REQUIREMENTS » Find the lines below that contain the string "Personal". Copy each one.

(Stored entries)

## Start

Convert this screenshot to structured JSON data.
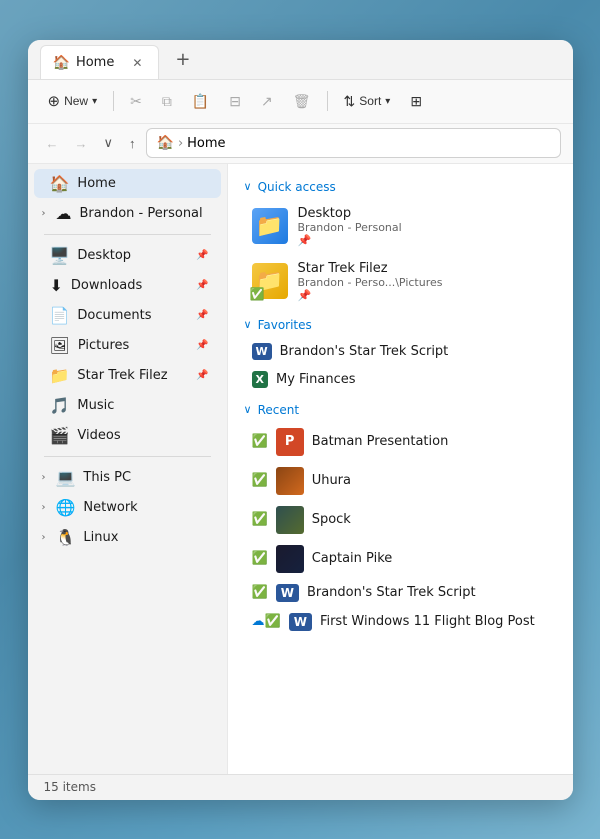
{
  "window": {
    "title": "Home",
    "tab_label": "Home"
  },
  "toolbar": {
    "new_label": "New",
    "sort_label": "Sort",
    "new_dropdown": "▾",
    "sort_dropdown": "▾"
  },
  "address": {
    "path_home": "🏠",
    "path_sep": "›",
    "path_label": "Home"
  },
  "sidebar": {
    "home_label": "Home",
    "brandon_label": "Brandon - Personal",
    "desktop_label": "Desktop",
    "downloads_label": "Downloads",
    "documents_label": "Documents",
    "pictures_label": "Pictures",
    "star_trek_label": "Star Trek Filez",
    "music_label": "Music",
    "videos_label": "Videos",
    "this_pc_label": "This PC",
    "network_label": "Network",
    "linux_label": "Linux"
  },
  "quick_access": {
    "section_label": "Quick access",
    "items": [
      {
        "name": "Desktop",
        "path": "Brandon - Personal",
        "pin": "📌"
      },
      {
        "name": "Star Trek Filez",
        "path": "Brandon - Perso...\\Pictures",
        "pin": "📌"
      }
    ]
  },
  "favorites": {
    "section_label": "Favorites",
    "items": [
      {
        "name": "Brandon's Star Trek Script",
        "icon": "W"
      },
      {
        "name": "My Finances",
        "icon": "X"
      }
    ]
  },
  "recent": {
    "section_label": "Recent",
    "items": [
      {
        "name": "Batman Presentation",
        "type": "ppt",
        "cloud": false
      },
      {
        "name": "Uhura",
        "type": "img_uhura",
        "cloud": false
      },
      {
        "name": "Spock",
        "type": "img_spock",
        "cloud": false
      },
      {
        "name": "Captain Pike",
        "type": "img_pike",
        "cloud": false
      },
      {
        "name": "Brandon's Star Trek Script",
        "type": "word",
        "cloud": false
      },
      {
        "name": "First Windows 11 Flight Blog Post",
        "type": "word",
        "cloud": true
      }
    ]
  },
  "status_bar": {
    "items_count": "15 items"
  }
}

## End

TASK RESPONSE »
    "brandon_label": "Brandon - Personal",
        "path": "Brandon - Personal",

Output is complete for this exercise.